Work to be completed: Extract every line from the records below that contains the word "JSON".

Input data:
[BEGIN]

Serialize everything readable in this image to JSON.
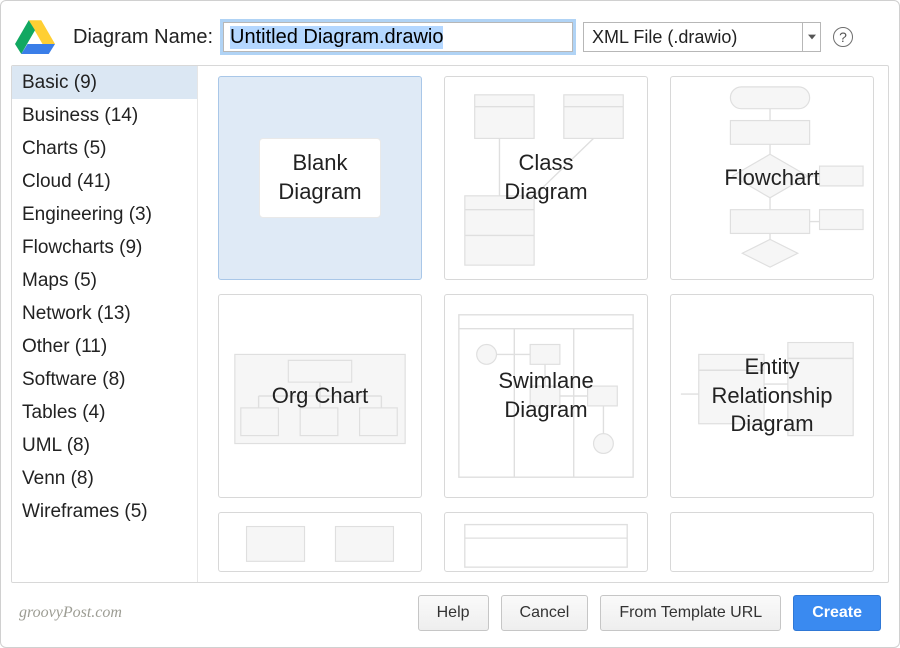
{
  "header": {
    "name_label": "Diagram Name:",
    "name_value": "Untitled Diagram.drawio",
    "extension_selected": "XML File (.drawio)",
    "help_glyph": "?"
  },
  "sidebar": {
    "selected_index": 0,
    "items": [
      {
        "label": "Basic (9)"
      },
      {
        "label": "Business (14)"
      },
      {
        "label": "Charts (5)"
      },
      {
        "label": "Cloud (41)"
      },
      {
        "label": "Engineering (3)"
      },
      {
        "label": "Flowcharts (9)"
      },
      {
        "label": "Maps (5)"
      },
      {
        "label": "Network (13)"
      },
      {
        "label": "Other (11)"
      },
      {
        "label": "Software (8)"
      },
      {
        "label": "Tables (4)"
      },
      {
        "label": "UML (8)"
      },
      {
        "label": "Venn (8)"
      },
      {
        "label": "Wireframes (5)"
      }
    ]
  },
  "templates": {
    "selected_index": 0,
    "tiles": [
      {
        "label": "Blank\nDiagram"
      },
      {
        "label": "Class\nDiagram"
      },
      {
        "label": "Flowchart"
      },
      {
        "label": "Org Chart"
      },
      {
        "label": "Swimlane\nDiagram"
      },
      {
        "label": "Entity\nRelationship\nDiagram"
      }
    ]
  },
  "footer": {
    "watermark": "groovyPost.com",
    "buttons": {
      "help": "Help",
      "cancel": "Cancel",
      "from_url": "From Template URL",
      "create": "Create"
    }
  }
}
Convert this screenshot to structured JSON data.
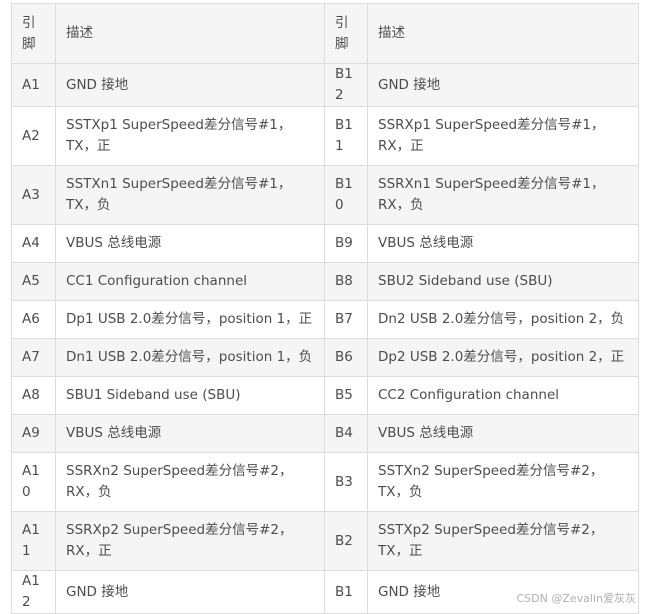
{
  "header": {
    "pin_a": "引\n脚",
    "desc_a": "描述",
    "pin_b": "引\n脚",
    "desc_b": "描述"
  },
  "rows": [
    {
      "pin_a": "A1",
      "desc_a": "GND 接地",
      "pin_b": "B12",
      "desc_b": "GND 接地"
    },
    {
      "pin_a": "A2",
      "desc_a": "SSTXp1 SuperSpeed差分信号#1，TX，正",
      "pin_b": "B11",
      "desc_b": "SSRXp1 SuperSpeed差分信号#1，RX，正"
    },
    {
      "pin_a": "A3",
      "desc_a": "SSTXn1 SuperSpeed差分信号#1，TX，负",
      "pin_b": "B10",
      "desc_b": "SSRXn1 SuperSpeed差分信号#1，RX，负"
    },
    {
      "pin_a": "A4",
      "desc_a": "VBUS 总线电源",
      "pin_b": "B9",
      "desc_b": "VBUS 总线电源"
    },
    {
      "pin_a": "A5",
      "desc_a": "CC1 Configuration channel",
      "pin_b": "B8",
      "desc_b": "SBU2 Sideband use (SBU)"
    },
    {
      "pin_a": "A6",
      "desc_a": "Dp1 USB 2.0差分信号，position 1，正",
      "pin_b": "B7",
      "desc_b": "Dn2 USB 2.0差分信号，position 2，负"
    },
    {
      "pin_a": "A7",
      "desc_a": "Dn1 USB 2.0差分信号，position 1，负",
      "pin_b": "B6",
      "desc_b": "Dp2 USB 2.0差分信号，position 2，正"
    },
    {
      "pin_a": "A8",
      "desc_a": "SBU1 Sideband use (SBU)",
      "pin_b": "B5",
      "desc_b": "CC2 Configuration channel"
    },
    {
      "pin_a": "A9",
      "desc_a": "VBUS 总线电源",
      "pin_b": "B4",
      "desc_b": "VBUS 总线电源"
    },
    {
      "pin_a": "A10",
      "desc_a": "SSRXn2 SuperSpeed差分信号#2，RX，负",
      "pin_b": "B3",
      "desc_b": "SSTXn2 SuperSpeed差分信号#2，TX，负"
    },
    {
      "pin_a": "A11",
      "desc_a": "SSRXp2 SuperSpeed差分信号#2，RX，正",
      "pin_b": "B2",
      "desc_b": "SSTXp2 SuperSpeed差分信号#2，TX，正"
    },
    {
      "pin_a": "A12",
      "desc_a": "GND 接地",
      "pin_b": "B1",
      "desc_b": "GND 接地"
    }
  ],
  "watermark": "CSDN @Zevalin爱灰灰"
}
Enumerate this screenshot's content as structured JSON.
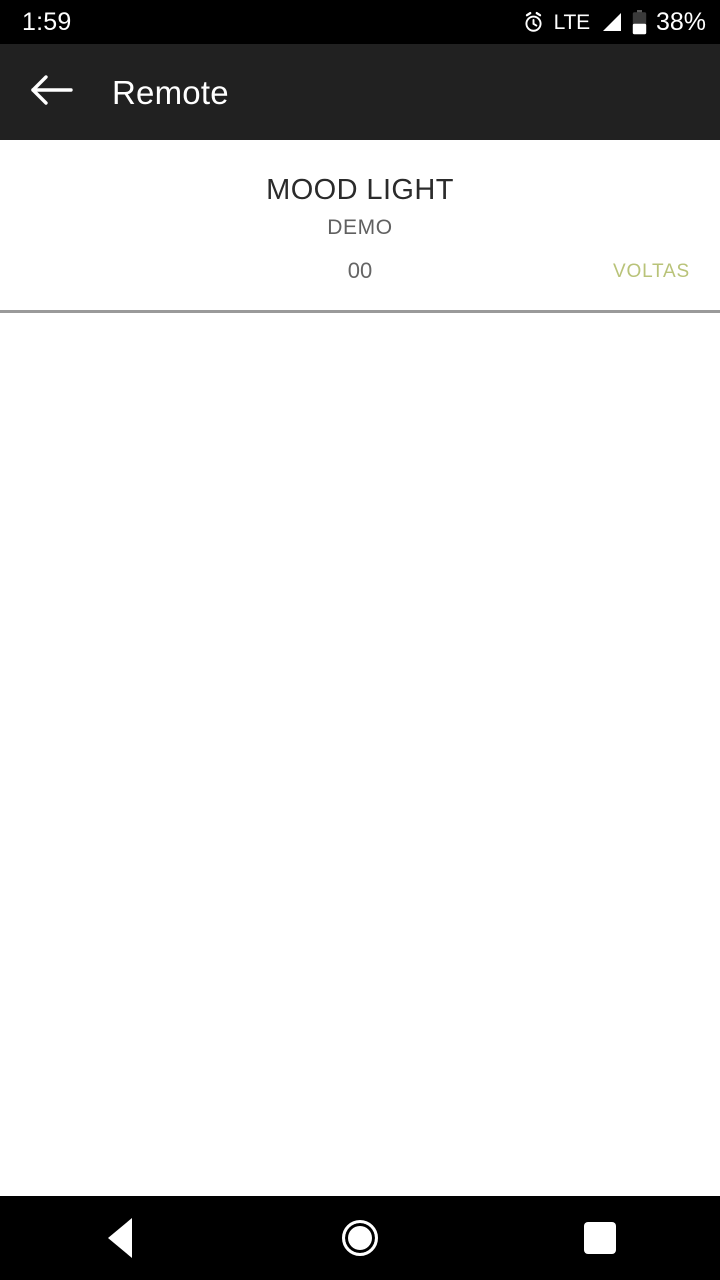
{
  "status_bar": {
    "time": "1:59",
    "alarm_icon": "alarm-clock-icon",
    "network_label": "LTE",
    "signal_icon": "signal-bars-icon",
    "battery_icon": "battery-icon",
    "battery_percent": "38%",
    "battery_level": 38,
    "background_color": "#000000",
    "text_color": "#ffffff"
  },
  "app_bar": {
    "back_icon": "arrow-left-icon",
    "title": "Remote",
    "background_color": "#212121",
    "title_color": "#ffffff"
  },
  "device": {
    "icon": "smiley-face-icon",
    "name": "MOOD LIGHT",
    "type": "DEMO",
    "code": "00",
    "brand": "VOLTAS",
    "brand_color": "#b9c379",
    "name_color": "#2b2b2b",
    "type_color": "#606060",
    "code_color": "#656565",
    "emoji_colors": {
      "face": "#f9c416",
      "eyes": "#4a2f8f",
      "teeth": "#ffffff",
      "mouth": "#c51e1e"
    }
  },
  "divider": {
    "color": "#9a9a9a"
  },
  "nav_bar": {
    "back_icon": "nav-back-triangle-icon",
    "home_icon": "nav-home-circle-icon",
    "recents_icon": "nav-recents-square-icon",
    "background_color": "#000000"
  }
}
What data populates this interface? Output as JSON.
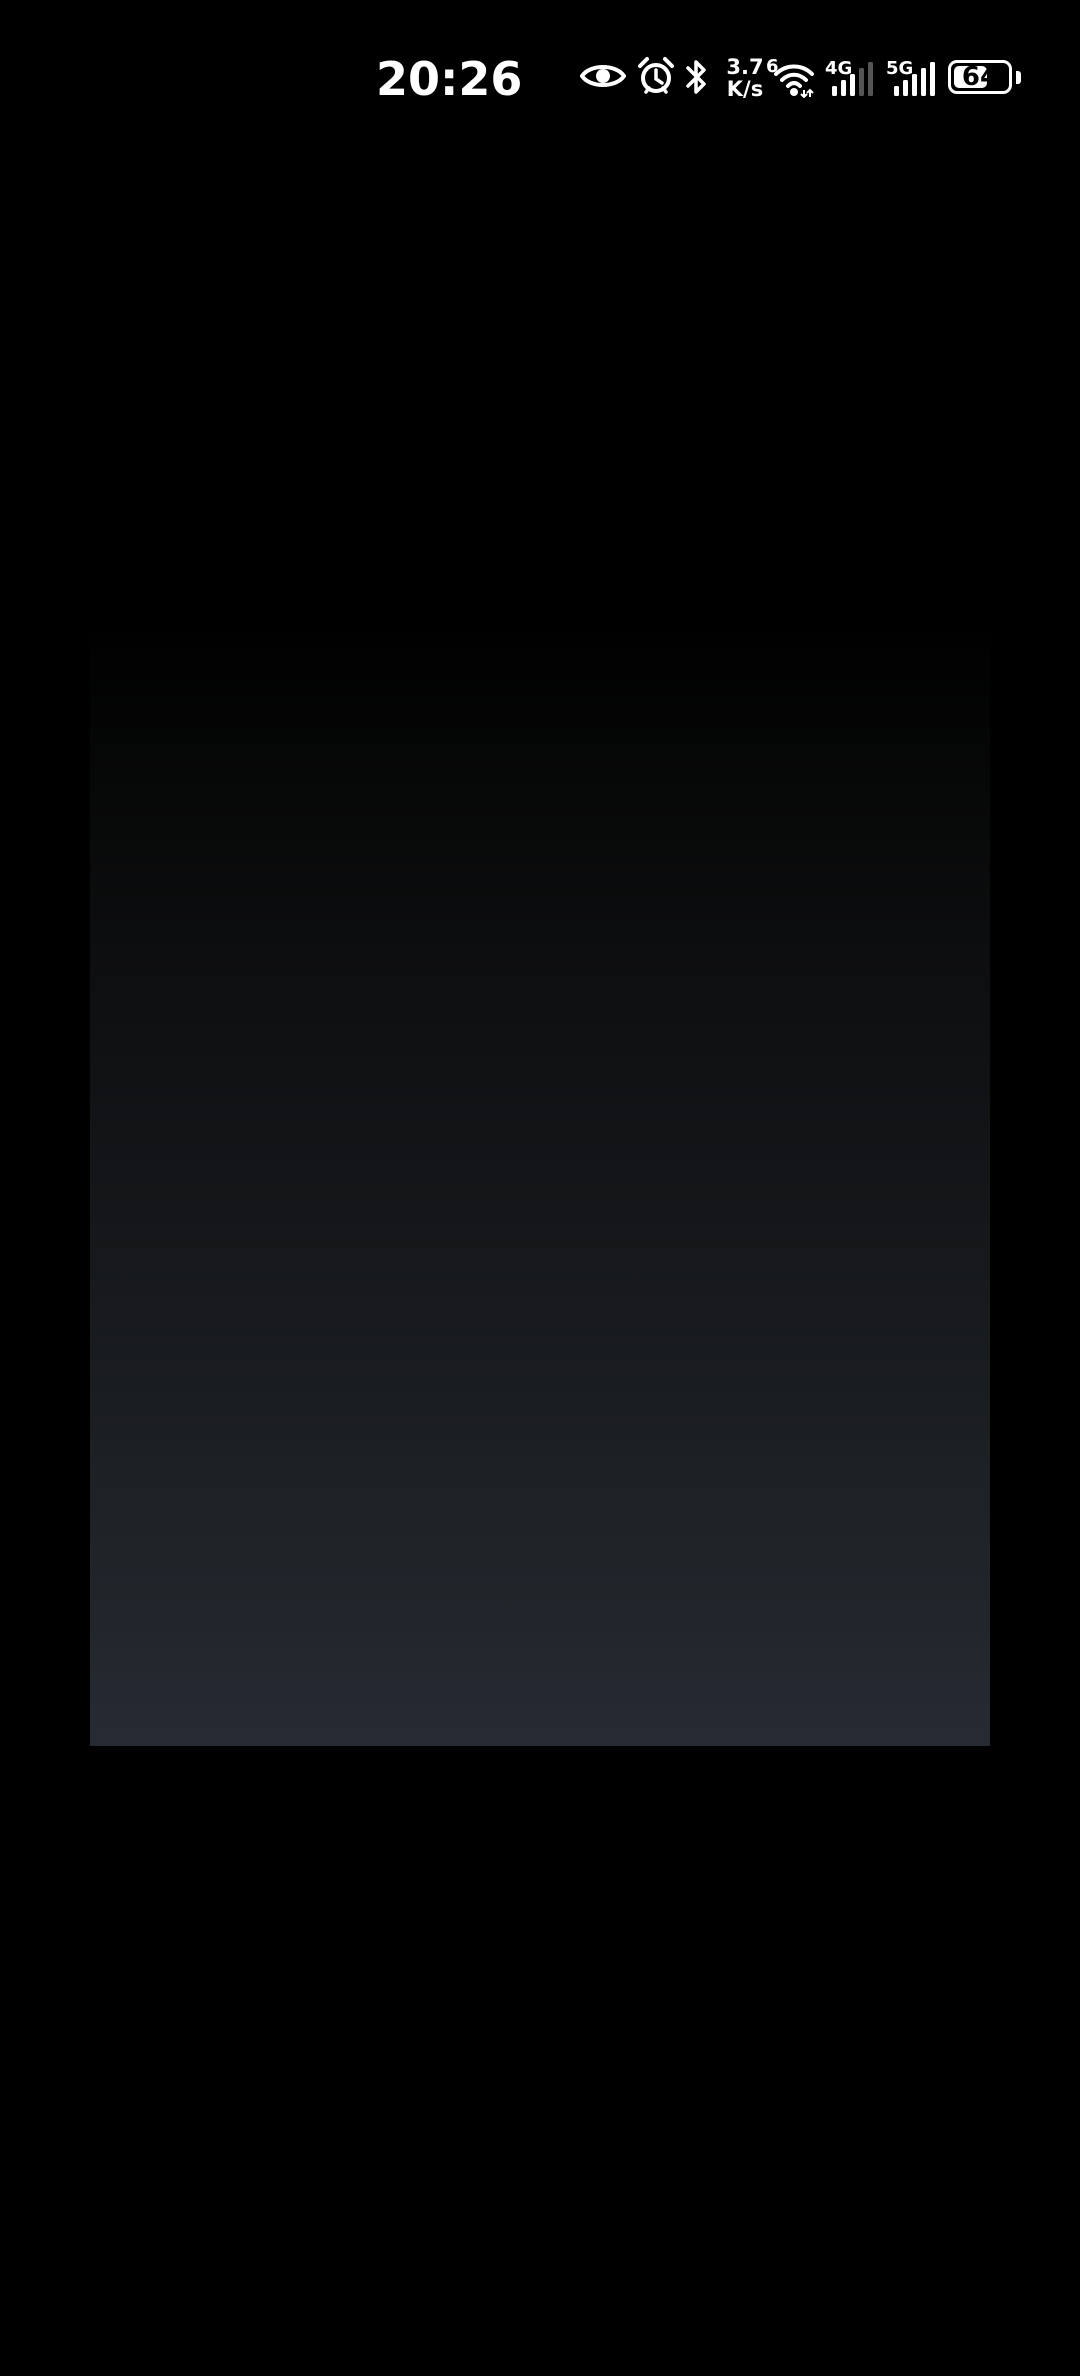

[END]

Reply to the task:
Serialize everything readable in this image to JSON.
Convert this screenshot to structured JSON data.
Enumerate this screenshot's content as structured JSON.
What data populates this interface? Output as JSON.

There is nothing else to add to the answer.